Exactly reproduce the lines that follow.

— START Records provided —

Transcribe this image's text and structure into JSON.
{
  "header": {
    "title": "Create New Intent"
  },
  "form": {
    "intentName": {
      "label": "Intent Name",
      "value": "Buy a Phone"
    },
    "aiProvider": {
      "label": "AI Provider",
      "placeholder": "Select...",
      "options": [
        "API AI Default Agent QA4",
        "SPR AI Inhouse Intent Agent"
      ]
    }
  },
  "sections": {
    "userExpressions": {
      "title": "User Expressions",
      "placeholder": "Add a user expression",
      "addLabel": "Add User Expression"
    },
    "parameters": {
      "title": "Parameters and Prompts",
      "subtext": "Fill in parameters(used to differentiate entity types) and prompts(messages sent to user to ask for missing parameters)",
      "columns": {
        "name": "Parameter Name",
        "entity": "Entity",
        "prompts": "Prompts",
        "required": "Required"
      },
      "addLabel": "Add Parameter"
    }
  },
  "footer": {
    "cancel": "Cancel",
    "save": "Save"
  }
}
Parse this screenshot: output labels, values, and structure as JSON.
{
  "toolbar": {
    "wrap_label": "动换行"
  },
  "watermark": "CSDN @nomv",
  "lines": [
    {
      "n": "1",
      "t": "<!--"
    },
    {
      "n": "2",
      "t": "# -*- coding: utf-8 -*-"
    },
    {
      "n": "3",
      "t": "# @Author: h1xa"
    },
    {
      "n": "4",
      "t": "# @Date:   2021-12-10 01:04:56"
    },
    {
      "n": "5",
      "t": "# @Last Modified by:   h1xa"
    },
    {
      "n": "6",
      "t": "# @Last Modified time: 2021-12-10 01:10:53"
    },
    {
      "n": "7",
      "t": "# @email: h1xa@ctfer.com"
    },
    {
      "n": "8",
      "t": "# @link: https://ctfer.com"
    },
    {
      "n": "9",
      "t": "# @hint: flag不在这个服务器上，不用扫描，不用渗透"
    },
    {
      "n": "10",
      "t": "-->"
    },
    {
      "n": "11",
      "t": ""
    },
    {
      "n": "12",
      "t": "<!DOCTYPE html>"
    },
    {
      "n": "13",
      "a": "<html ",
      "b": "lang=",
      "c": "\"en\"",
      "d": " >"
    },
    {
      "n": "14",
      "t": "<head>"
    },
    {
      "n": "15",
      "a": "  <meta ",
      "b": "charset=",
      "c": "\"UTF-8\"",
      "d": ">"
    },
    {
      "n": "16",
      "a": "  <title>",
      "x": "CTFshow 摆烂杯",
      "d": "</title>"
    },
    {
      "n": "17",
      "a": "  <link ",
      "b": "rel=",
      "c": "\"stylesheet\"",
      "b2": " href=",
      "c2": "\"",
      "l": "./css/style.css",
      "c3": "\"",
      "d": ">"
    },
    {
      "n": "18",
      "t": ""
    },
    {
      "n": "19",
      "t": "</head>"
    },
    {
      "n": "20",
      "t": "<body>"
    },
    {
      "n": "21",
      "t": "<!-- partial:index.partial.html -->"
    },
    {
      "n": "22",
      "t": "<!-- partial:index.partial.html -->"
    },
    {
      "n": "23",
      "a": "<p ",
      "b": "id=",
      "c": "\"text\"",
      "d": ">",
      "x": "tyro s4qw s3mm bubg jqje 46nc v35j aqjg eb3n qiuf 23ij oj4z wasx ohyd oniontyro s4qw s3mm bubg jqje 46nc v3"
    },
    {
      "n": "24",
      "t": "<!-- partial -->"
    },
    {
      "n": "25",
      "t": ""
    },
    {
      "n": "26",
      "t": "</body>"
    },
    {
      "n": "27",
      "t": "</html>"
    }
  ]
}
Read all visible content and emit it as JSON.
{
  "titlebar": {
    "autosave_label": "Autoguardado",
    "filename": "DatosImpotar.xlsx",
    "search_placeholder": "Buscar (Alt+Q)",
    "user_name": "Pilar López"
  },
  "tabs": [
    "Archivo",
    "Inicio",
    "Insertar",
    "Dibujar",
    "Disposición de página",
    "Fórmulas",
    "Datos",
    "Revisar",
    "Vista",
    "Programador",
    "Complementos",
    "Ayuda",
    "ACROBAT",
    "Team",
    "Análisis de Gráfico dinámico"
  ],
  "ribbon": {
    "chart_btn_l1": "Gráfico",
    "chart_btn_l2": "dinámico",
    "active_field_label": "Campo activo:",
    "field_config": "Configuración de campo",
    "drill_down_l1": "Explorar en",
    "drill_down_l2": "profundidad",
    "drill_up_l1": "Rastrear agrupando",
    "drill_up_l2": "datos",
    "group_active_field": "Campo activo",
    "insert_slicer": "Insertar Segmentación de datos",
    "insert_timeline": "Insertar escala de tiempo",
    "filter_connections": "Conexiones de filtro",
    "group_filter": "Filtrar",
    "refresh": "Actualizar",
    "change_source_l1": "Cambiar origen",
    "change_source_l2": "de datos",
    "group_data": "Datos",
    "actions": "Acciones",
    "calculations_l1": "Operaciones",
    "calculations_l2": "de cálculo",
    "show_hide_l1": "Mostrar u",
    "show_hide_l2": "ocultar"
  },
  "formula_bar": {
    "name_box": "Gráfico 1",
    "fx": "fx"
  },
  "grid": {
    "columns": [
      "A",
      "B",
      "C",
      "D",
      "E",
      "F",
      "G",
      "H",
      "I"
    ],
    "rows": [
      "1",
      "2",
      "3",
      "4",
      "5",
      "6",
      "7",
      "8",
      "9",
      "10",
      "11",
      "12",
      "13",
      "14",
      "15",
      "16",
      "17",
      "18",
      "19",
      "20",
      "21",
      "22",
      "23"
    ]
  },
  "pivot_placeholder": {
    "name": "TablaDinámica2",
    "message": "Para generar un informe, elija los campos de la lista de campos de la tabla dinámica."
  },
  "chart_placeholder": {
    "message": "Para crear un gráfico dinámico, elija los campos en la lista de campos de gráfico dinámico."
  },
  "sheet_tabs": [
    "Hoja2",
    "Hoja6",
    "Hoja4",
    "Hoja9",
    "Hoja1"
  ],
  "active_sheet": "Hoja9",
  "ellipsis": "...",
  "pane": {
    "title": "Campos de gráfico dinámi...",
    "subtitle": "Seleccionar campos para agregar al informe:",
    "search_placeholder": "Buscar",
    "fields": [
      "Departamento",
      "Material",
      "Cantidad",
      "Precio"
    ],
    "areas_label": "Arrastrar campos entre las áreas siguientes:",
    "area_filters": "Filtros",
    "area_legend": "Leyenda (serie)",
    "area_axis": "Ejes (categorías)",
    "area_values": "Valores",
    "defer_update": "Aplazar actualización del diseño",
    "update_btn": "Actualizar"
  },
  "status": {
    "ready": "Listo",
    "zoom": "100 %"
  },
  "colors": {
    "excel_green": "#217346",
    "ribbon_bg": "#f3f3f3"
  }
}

— END Records provided —

▶ [Right answer]:
Transcribe this image's text and structure into JSON.
{
  "header": {
    "title": "Create New Intent"
  },
  "form": {
    "intentName": {
      "label": "Intent Name",
      "value": "Buy a Phone"
    },
    "aiProvider": {
      "label": "AI Provider",
      "placeholder": "Select...",
      "options": [
        "API AI Default Agent QA4",
        "SPR AI Inhouse Intent Agent"
      ]
    }
  },
  "sections": {
    "userExpressions": {
      "title": "User Expressions",
      "placeholder": "Add a user expression",
      "addLabel": "Add User Expression"
    },
    "parameters": {
      "title": "Parameters and Prompts",
      "subtext": "Fill in parameters(used to differentiate entity types) and prompts(messages sent to user to ask for missing parameters)",
      "columns": {
        "name": "Parameter Name",
        "entity": "Entity",
        "prompts": "Prompts",
        "required": "Required"
      },
      "addLabel": "Add Parameter"
    }
  },
  "footer": {
    "cancel": "Cancel",
    "save": "Save"
  }
}
Parse this screenshot: output labels, values, and structure as JSON.
{
  "toolbar": {
    "wrap_label": "动换行"
  },
  "watermark": "CSDN @nomv",
  "lines": [
    {
      "n": "1",
      "t": "<!--"
    },
    {
      "n": "2",
      "t": "# -*- coding: utf-8 -*-"
    },
    {
      "n": "3",
      "t": "# @Author: h1xa"
    },
    {
      "n": "4",
      "t": "# @Date:   2021-12-10 01:04:56"
    },
    {
      "n": "5",
      "t": "# @Last Modified by:   h1xa"
    },
    {
      "n": "6",
      "t": "# @Last Modified time: 2021-12-10 01:10:53"
    },
    {
      "n": "7",
      "t": "# @email: h1xa@ctfer.com"
    },
    {
      "n": "8",
      "t": "# @link: https://ctfer.com"
    },
    {
      "n": "9",
      "t": "# @hint: flag不在这个服务器上，不用扫描，不用渗透"
    },
    {
      "n": "10",
      "t": "-->"
    },
    {
      "n": "11",
      "t": ""
    },
    {
      "n": "12",
      "t": "<!DOCTYPE html>"
    },
    {
      "n": "13",
      "a": "<html ",
      "b": "lang=",
      "c": "\"en\"",
      "d": " >"
    },
    {
      "n": "14",
      "t": "<head>"
    },
    {
      "n": "15",
      "a": "  <meta ",
      "b": "charset=",
      "c": "\"UTF-8\"",
      "d": ">"
    },
    {
      "n": "16",
      "a": "  <title>",
      "x": "CTFshow 摆烂杯",
      "d": "</title>"
    },
    {
      "n": "17",
      "a": "  <link ",
      "b": "rel=",
      "c": "\"stylesheet\"",
      "b2": " href=",
      "c2": "\"",
      "l": "./css/style.css",
      "c3": "\"",
      "d": ">"
    },
    {
      "n": "18",
      "t": ""
    },
    {
      "n": "19",
      "t": "</head>"
    },
    {
      "n": "20",
      "t": "<body>"
    },
    {
      "n": "21",
      "t": "<!-- partial:index.partial.html -->"
    },
    {
      "n": "22",
      "t": "<!-- partial:index.partial.html -->"
    },
    {
      "n": "23",
      "a": "<p ",
      "b": "id=",
      "c": "\"text\"",
      "d": ">",
      "x": "tyro s4qw s3mm bubg jqje 46nc v35j aqjg eb3n qiuf 23ij oj4z wasx ohyd oniontyro s4qw s3mm bubg jqje 46nc v3"
    },
    {
      "n": "24",
      "t": "<!-- partial -->"
    },
    {
      "n": "25",
      "t": ""
    },
    {
      "n": "26",
      "t": "</body>"
    },
    {
      "n": "27",
      "t": "</html>"
    }
  ]
}
Read all visible content and emit it as JSON.
{
  "titlebar": {
    "autosave_label": "Autoguardado",
    "filename": "DatosImpotar.xlsx",
    "search_placeholder": "Buscar (Alt+Q)",
    "user_name": "Pilar López"
  },
  "tabs": [
    "Archivo",
    "Inicio",
    "Insertar",
    "Dibujar",
    "Disposición de página",
    "Fórmulas",
    "Datos",
    "Revisar",
    "Vista",
    "Programador",
    "Complementos",
    "Ayuda",
    "ACROBAT",
    "Team",
    "Análisis de Gráfico dinámico"
  ],
  "ribbon": {
    "chart_btn_l1": "Gráfico",
    "chart_btn_l2": "dinámico",
    "active_field_label": "Campo activo:",
    "field_config": "Configuración de campo",
    "drill_down_l1": "Explorar en",
    "drill_down_l2": "profundidad",
    "drill_up_l1": "Rastrear agrupando",
    "drill_up_l2": "datos",
    "group_active_field": "Campo activo",
    "insert_slicer": "Insertar Segmentación de datos",
    "insert_timeline": "Insertar escala de tiempo",
    "filter_connections": "Conexiones de filtro",
    "group_filter": "Filtrar",
    "refresh": "Actualizar",
    "change_source_l1": "Cambiar origen",
    "change_source_l2": "de datos",
    "group_data": "Datos",
    "actions": "Acciones",
    "calculations_l1": "Operaciones",
    "calculations_l2": "de cálculo",
    "show_hide_l1": "Mostrar u",
    "show_hide_l2": "ocultar"
  },
  "formula_bar": {
    "name_box": "Gráfico 1",
    "fx": "fx"
  },
  "grid": {
    "columns": [
      "A",
      "B",
      "C",
      "D",
      "E",
      "F",
      "G",
      "H",
      "I"
    ],
    "rows": [
      "1",
      "2",
      "3",
      "4",
      "5",
      "6",
      "7",
      "8",
      "9",
      "10",
      "11",
      "12",
      "13",
      "14",
      "15",
      "16",
      "17",
      "18",
      "19",
      "20",
      "21",
      "22",
      "23"
    ]
  },
  "pivot_placeholder": {
    "name": "TablaDinámica2",
    "message": "Para generar un informe, elija los campos de la lista de campos de la tabla dinámica."
  },
  "chart_placeholder": {
    "message": "Para crear un gráfico dinámico, elija los campos en la lista de campos de gráfico dinámico."
  },
  "sheet_tabs": [
    "Hoja2",
    "Hoja6",
    "Hoja4",
    "Hoja9",
    "Hoja1"
  ],
  "active_sheet": "Hoja9",
  "ellipsis": "...",
  "pane": {
    "title": "Campos de gráfico dinámi...",
    "subtitle": "Seleccionar campos para agregar al informe:",
    "search_placeholder": "Buscar",
    "fields": [
      "Departamento",
      "Material",
      "Cantidad",
      "Precio"
    ],
    "areas_label": "Arrastrar campos entre las áreas siguientes:",
    "area_filters": "Filtros",
    "area_legend": "Leyenda (serie)",
    "area_axis": "Ejes (categorías)",
    "area_values": "Valores",
    "defer_update": "Aplazar actualización del diseño",
    "update_btn": "Actualizar"
  },
  "status": {
    "ready": "Listo",
    "zoom": "100 %"
  },
  "colors": {
    "excel_green": "#217346",
    "ribbon_bg": "#f3f3f3"
  }
}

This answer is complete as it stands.